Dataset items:
#####

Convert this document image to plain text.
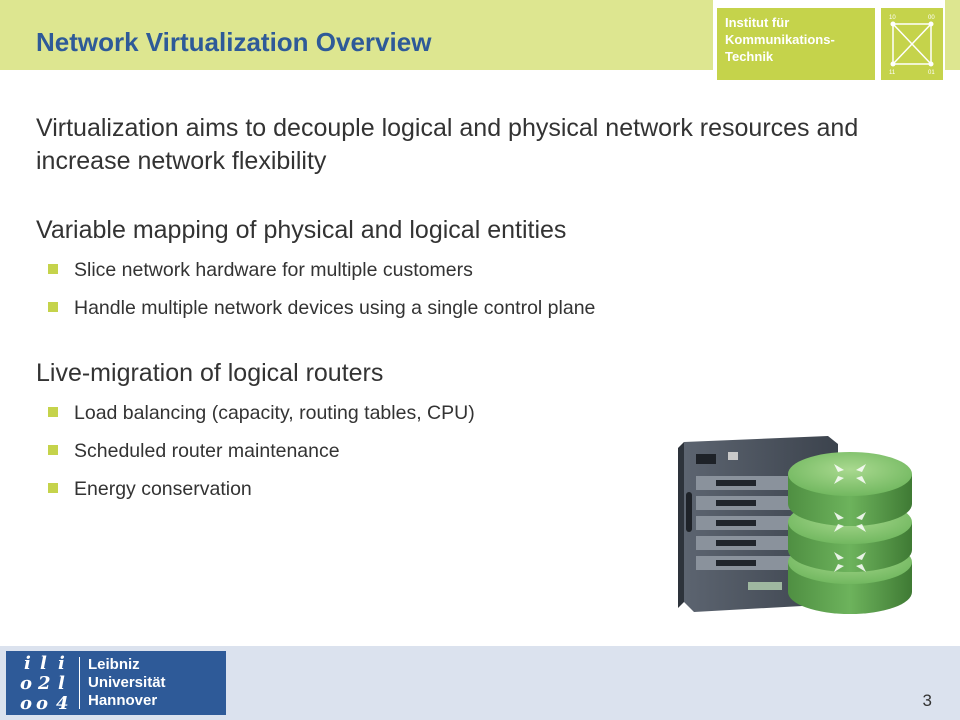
Network Virtualization Overview
Institut für
Kommunikations-
Technik
10	00
11	01

Virtualization aims to decouple logical and physical network resources and increase network flexibility

Variable mapping of physical and logical entities

Slice network hardware for multiple customers
Handle multiple network devices using a single control plane

Live-migration of logical routers

Load balancing (capacity, routing tables, CPU)
Scheduled router maintenance
Energy conservation
i l i
o 2 l
o o 4
Leibniz
Universität
Hannover	3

#####

Exercise prompt> Pictures don't belong in the copy. Restate all the entries exactly.

Response to the task>
Convert this document image to plain text.
Network Virtualization Overview
Institut für
Kommunikations-
Technik
10	00
11	01

Virtualization aims to decouple logical and physical network resources and increase network flexibility

Variable mapping of physical and logical entities

Slice network hardware for multiple customers
Handle multiple network devices using a single control plane

Live-migration of logical routers

Load balancing (capacity, routing tables, CPU)
Scheduled router maintenance
Energy conservation
i l i
o 2 l
o o 4
Leibniz
Universität
Hannover	3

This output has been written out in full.